[Extracted records]
================
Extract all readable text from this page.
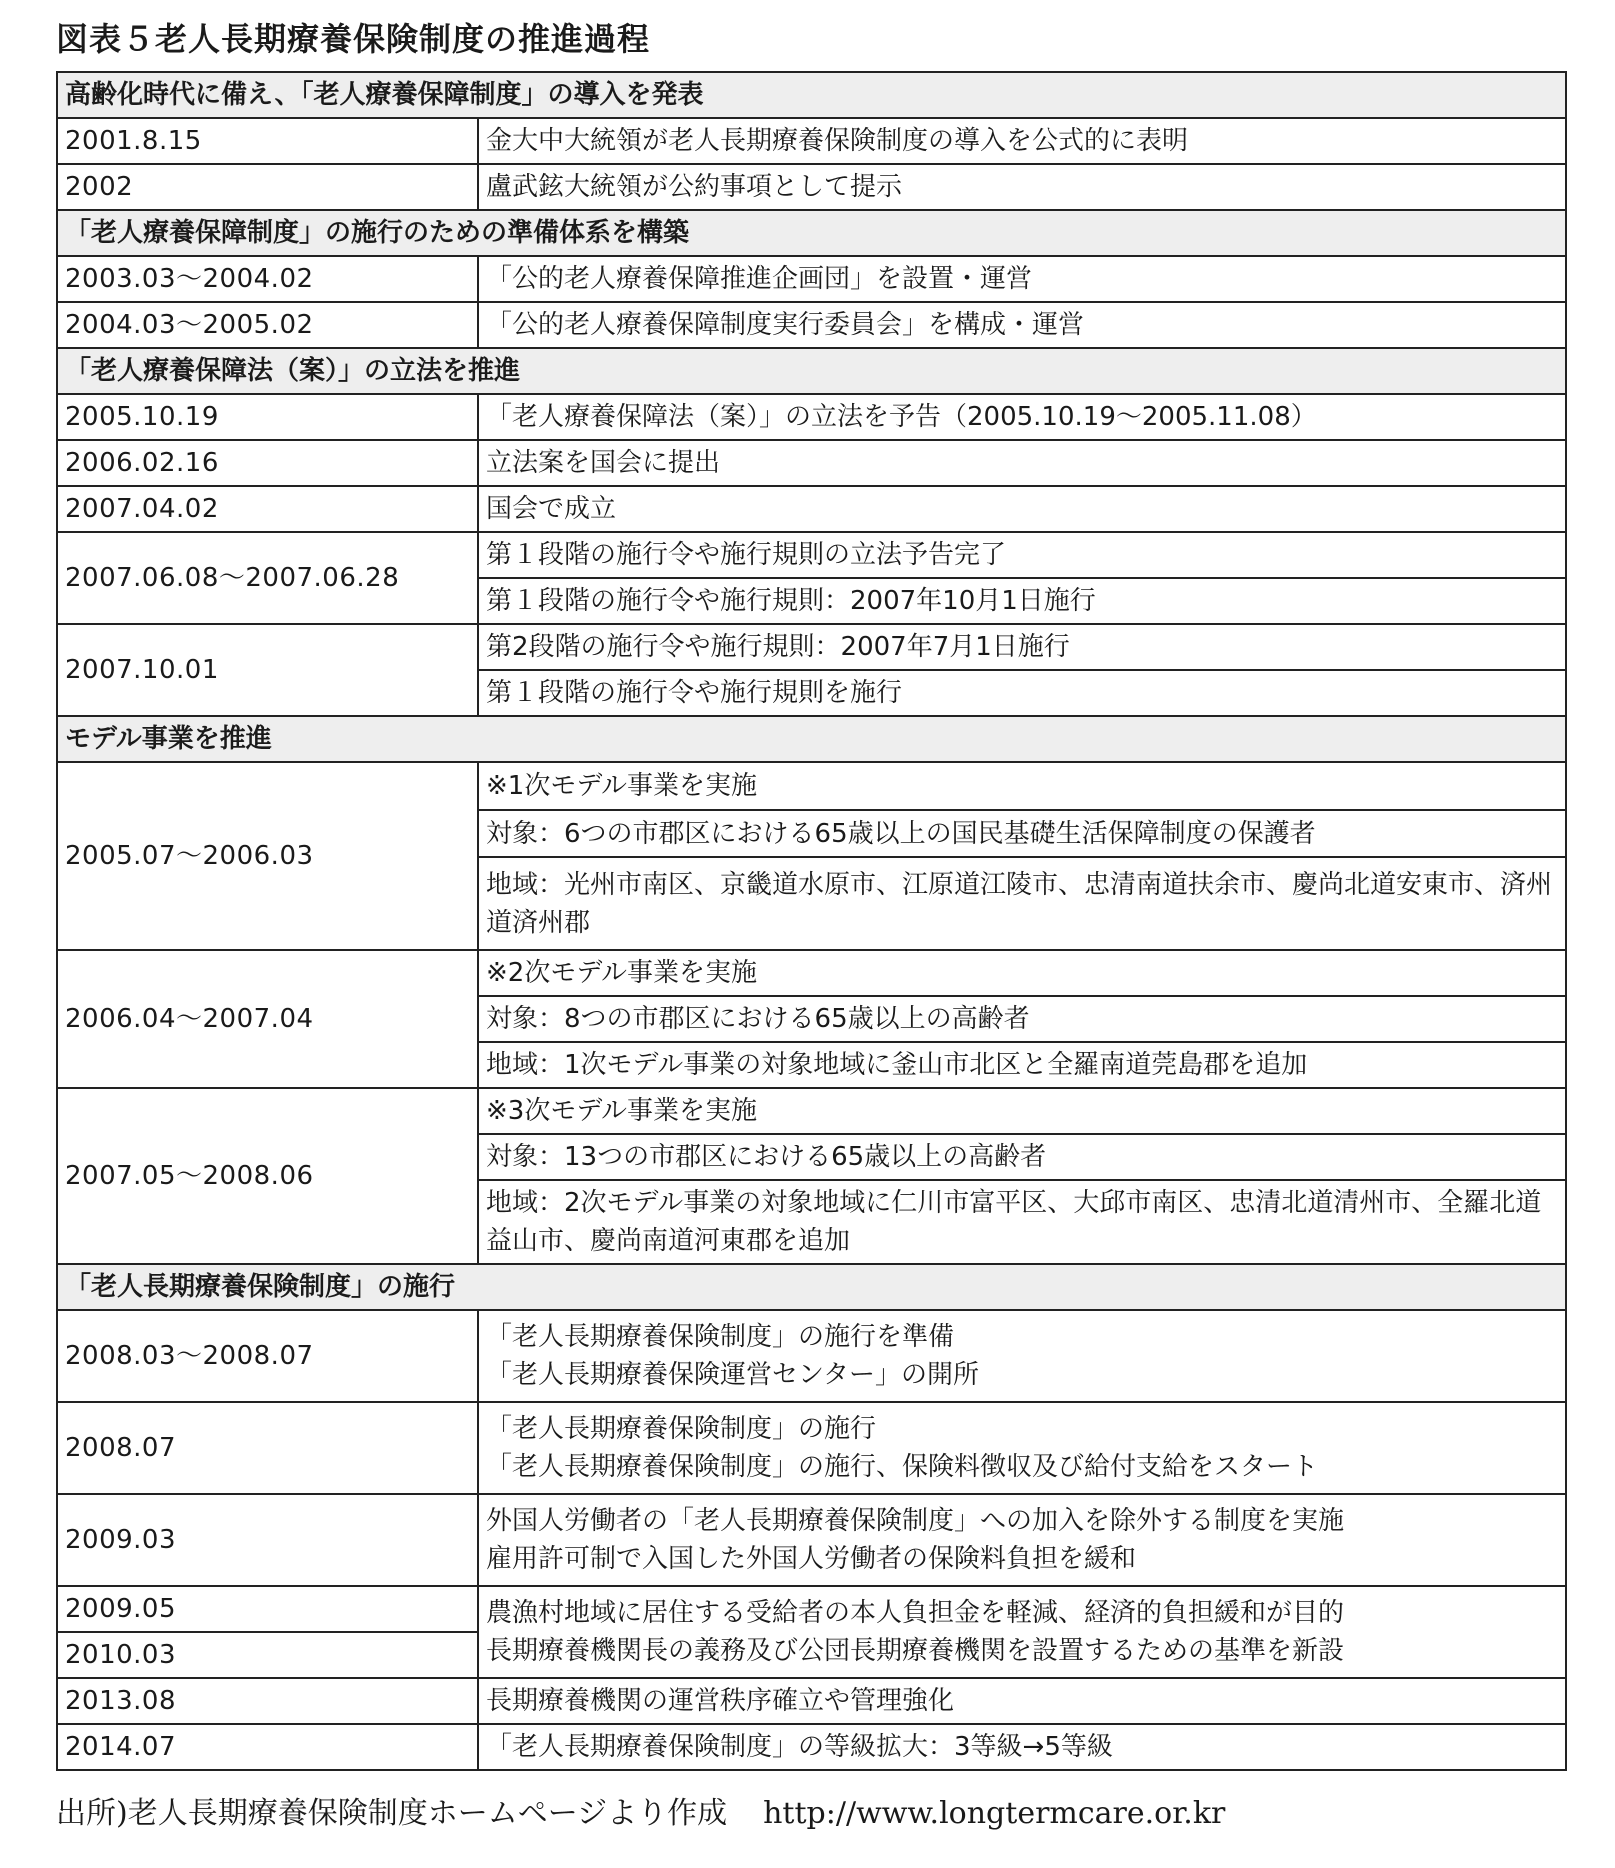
図表５老人長期療養保険制度の推進過程
高齢化時代に備え、「老人療養保障制度」の導入を発表	
2001.8.15	金大中大統領が老人長期療養保険制度の導入を公式的に表明
2002	盧武鉉大統領が公約事項として提示
「老人療養保障制度」の施行のための準備体系を構築	
2003.03〜2004.02	「公的老人療養保障推進企画団」を設置・運営
2004.03〜2005.02	「公的老人療養保障制度実行委員会」を構成・運営
「老人療養保障法（案）」の立法を推進	
2005.10.19	「老人療養保障法（案）」の立法を予告（2005.10.19〜2005.11.08）
2006.02.16	立法案を国会に提出
2007.04.02	国会で成立
2007.06.08〜2007.06.28	第１段階の施行令や施行規則の立法予告完了
	第１段階の施行令や施行規則：2007年10月1日施行
2007.10.01	第2段階の施行令や施行規則：2007年7月1日施行
	第１段階の施行令や施行規則を施行
モデル事業を推進	
2005.07〜2006.03	※1次モデル事業を実施
	対象：6つの市郡区における65歳以上の国民基礎生活保障制度の保護者
	地域：光州市南区、京畿道水原市、江原道江陵市、忠清南道扶余市、慶尚北道安東市、済州道済州郡
2006.04〜2007.04	※2次モデル事業を実施
	対象：8つの市郡区における65歳以上の高齢者
	地域：1次モデル事業の対象地域に釜山市北区と全羅南道莞島郡を追加
2007.05〜2008.06	※3次モデル事業を実施
	対象：13つの市郡区における65歳以上の高齢者
	地域：2次モデル事業の対象地域に仁川市富平区、大邱市南区、忠清北道清州市、全羅北道益山市、慶尚南道河東郡を追加
「老人長期療養保険制度」の施行	
2008.03〜2008.07	「老人長期療養保険制度」の施行を準備
「老人長期療養保険運営センター」の開所

2008.07	「老人長期療養保険制度」の施行
「老人長期療養保険制度」の施行、保険料徴収及び給付支給をスタート

2009.03	外国人労働者の「老人長期療養保険制度」への加入を除外する制度を実施
雇用許可制で入国した外国人労働者の保険料負担を緩和

2009.05	農漁村地域に居住する受給者の本人負担金を軽減、経済的負担緩和が目的
長期療養機関長の義務及び公団長期療養機関を設置するための基準を新設

2010.03	
2013.08	長期療養機関の運営秩序確立や管理強化
2014.07	「老人長期療養保険制度」の等級拡大：3等級→5等級
出所)老人長期療養保険制度ホームページより作成 http://www.longtermcare.or.kr
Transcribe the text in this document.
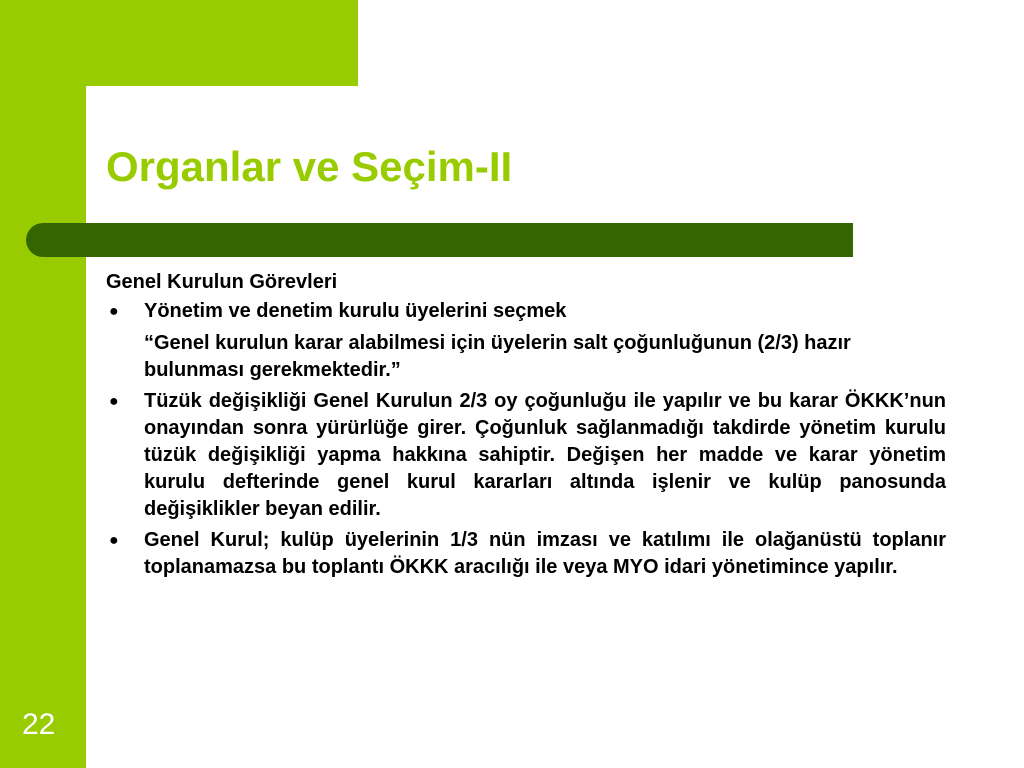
Organlar ve Seçim-II

Genel Kurulun Görevleri

● Yönetim ve denetim kurulu üyelerini seçmek
“Genel kurulun karar alabilmesi için üyelerin salt çoğunluğunun (2/3) hazır bulunması gerekmektedir.”
● Tüzük değişikliği Genel Kurulun 2/3 oy çoğunluğu ile yapılır ve bu karar ÖKKK’nun onayından sonra yürürlüğe girer. Çoğunluk sağlanmadığı takdirde yönetim kurulu tüzük değişikliği yapma hakkına sahiptir. Değişen her madde ve karar yönetim kurulu defterinde genel kurul kararları altında işlenir ve kulüp panosunda değişiklikler beyan edilir.
● Genel Kurul; kulüp üyelerinin 1/3 nün imzası ve katılımı ile olağanüstü toplanır toplanamazsa bu toplantı ÖKKK aracılığı ile veya MYO idari yönetimince yapılır.
22
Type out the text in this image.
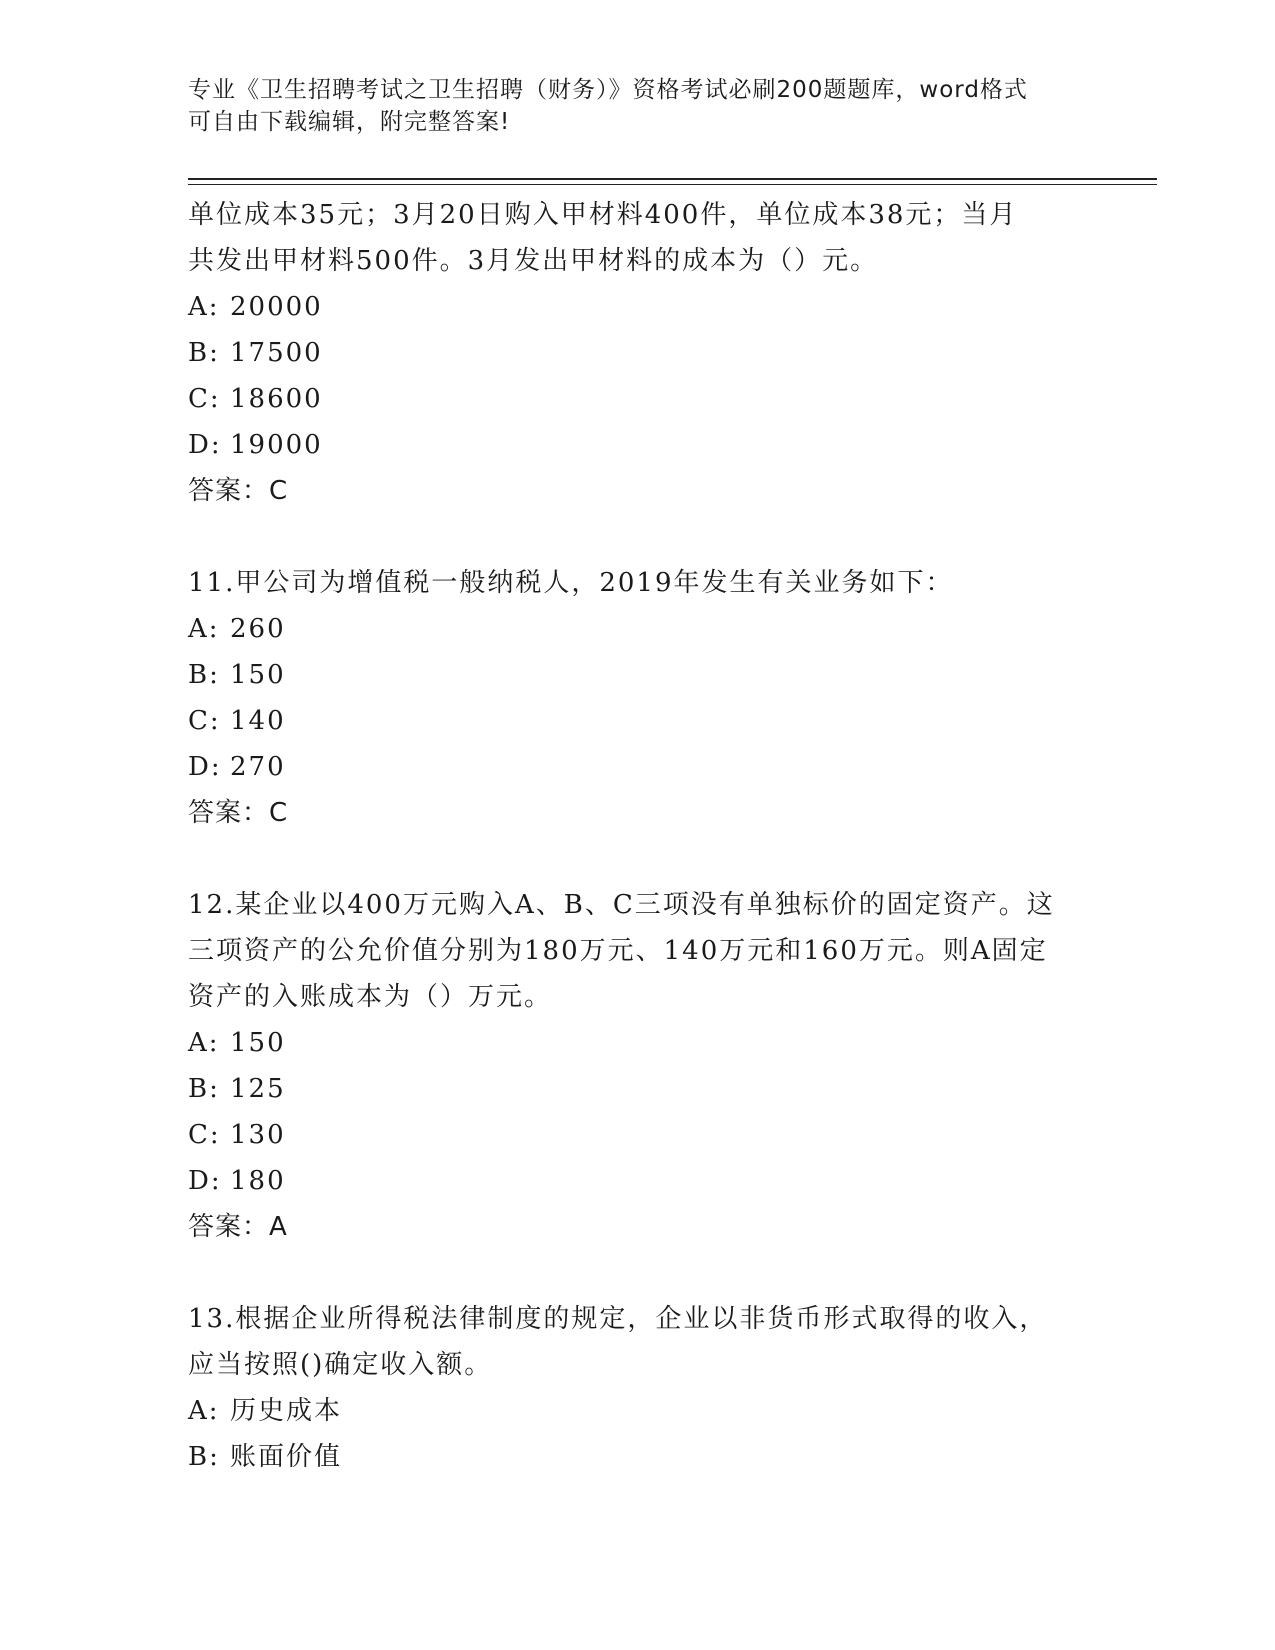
专业《卫生招聘考试之卫生招聘（财务）》资格考试必刷200题题库，word格式
可自由下载编辑，附完整答案!

单位成本35元；3月20日购入甲材料400件，单位成本38元；当月

共发出甲材料500件。3月发出甲材料的成本为（）元。

A: 20000
B: 17500
C: 18600
D: 19000
答案：C

11.甲公司为增值税一般纳税人，2019年发生有关业务如下：

A: 260
B: 150
C: 140
D: 270
答案：C

12.某企业以400万元购入A、B、C三项没有单独标价的固定资产。这

三项资产的公允价值分别为180万元、140万元和160万元。则A固定

资产的入账成本为（）万元。

A: 150
B: 125
C: 130
D: 180
答案：A

13.根据企业所得税法律制度的规定，企业以非货币形式取得的收入，

应当按照()确定收入额。

A: 历史成本
B: 账面价值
================
Short task -
Repeat each entry exactly. Pictures do not belong in the copy.

The response -
Extract all readable text from this page.
図表５老人長期療養保険制度の推進過程
高齢化時代に備え、「老人療養保障制度」の導入を発表	
2001.8.15	金大中大統領が老人長期療養保険制度の導入を公式的に表明
2002	盧武鉉大統領が公約事項として提示
「老人療養保障制度」の施行のための準備体系を構築	
2003.03〜2004.02	「公的老人療養保障推進企画団」を設置・運営
2004.03〜2005.02	「公的老人療養保障制度実行委員会」を構成・運営
「老人療養保障法（案）」の立法を推進	
2005.10.19	「老人療養保障法（案）」の立法を予告（2005.10.19〜2005.11.08）
2006.02.16	立法案を国会に提出
2007.04.02	国会で成立
2007.06.08〜2007.06.28	第１段階の施行令や施行規則の立法予告完了
	第１段階の施行令や施行規則：2007年10月1日施行
2007.10.01	第2段階の施行令や施行規則：2007年7月1日施行
	第１段階の施行令や施行規則を施行
モデル事業を推進	
2005.07〜2006.03	※1次モデル事業を実施
	対象：6つの市郡区における65歳以上の国民基礎生活保障制度の保護者
	地域：光州市南区、京畿道水原市、江原道江陵市、忠清南道扶余市、慶尚北道安東市、済州道済州郡
2006.04〜2007.04	※2次モデル事業を実施
	対象：8つの市郡区における65歳以上の高齢者
	地域：1次モデル事業の対象地域に釜山市北区と全羅南道莞島郡を追加
2007.05〜2008.06	※3次モデル事業を実施
	対象：13つの市郡区における65歳以上の高齢者
	地域：2次モデル事業の対象地域に仁川市富平区、大邱市南区、忠清北道清州市、全羅北道益山市、慶尚南道河東郡を追加
「老人長期療養保険制度」の施行	
2008.03〜2008.07	「老人長期療養保険制度」の施行を準備
「老人長期療養保険運営センター」の開所

2008.07	「老人長期療養保険制度」の施行
「老人長期療養保険制度」の施行、保険料徴収及び給付支給をスタート

2009.03	外国人労働者の「老人長期療養保険制度」への加入を除外する制度を実施
雇用許可制で入国した外国人労働者の保険料負担を緩和

2009.05	農漁村地域に居住する受給者の本人負担金を軽減、経済的負担緩和が目的
長期療養機関長の義務及び公団長期療養機関を設置するための基準を新設

2010.03	
2013.08	長期療養機関の運営秩序確立や管理強化
2014.07	「老人長期療養保険制度」の等級拡大：3等級→5等級
出所)老人長期療養保険制度ホームページより作成 http://www.longtermcare.or.kr
Transcribe the text in this document.
Organlar ve Seçim-II

Genel Kurulun Görevleri

● Yönetim ve denetim kurulu üyelerini seçmek
“Genel kurulun karar alabilmesi için üyelerin salt çoğunluğunun (2/3) hazır bulunması gerekmektedir.”
● Tüzük değişikliği Genel Kurulun 2/3 oy çoğunluğu ile yapılır ve bu karar ÖKKK’nun onayından sonra yürürlüğe girer. Çoğunluk sağlanmadığı takdirde yönetim kurulu tüzük değişikliği yapma hakkına sahiptir. Değişen her madde ve karar yönetim kurulu defterinde genel kurul kararları altında işlenir ve kulüp panosunda değişiklikler beyan edilir.
● Genel Kurul; kulüp üyelerinin 1/3 nün imzası ve katılımı ile olağanüstü toplanır toplanamazsa bu toplantı ÖKKK aracılığı ile veya MYO idari yönetimince yapılır.
22
Type out the text in this image.
专业《卫生招聘考试之卫生招聘（财务）》资格考试必刷200题题库，word格式
可自由下载编辑，附完整答案!

单位成本35元；3月20日购入甲材料400件，单位成本38元；当月

共发出甲材料500件。3月发出甲材料的成本为（）元。

A: 20000
B: 17500
C: 18600
D: 19000
答案：C

11.甲公司为增值税一般纳税人，2019年发生有关业务如下：

A: 260
B: 150
C: 140
D: 270
答案：C

12.某企业以400万元购入A、B、C三项没有单独标价的固定资产。这

三项资产的公允价值分别为180万元、140万元和160万元。则A固定

资产的入账成本为（）万元。

A: 150
B: 125
C: 130
D: 180
答案：A

13.根据企业所得税法律制度的规定，企业以非货币形式取得的收入，

应当按照()确定收入额。

A: 历史成本
B: 账面价值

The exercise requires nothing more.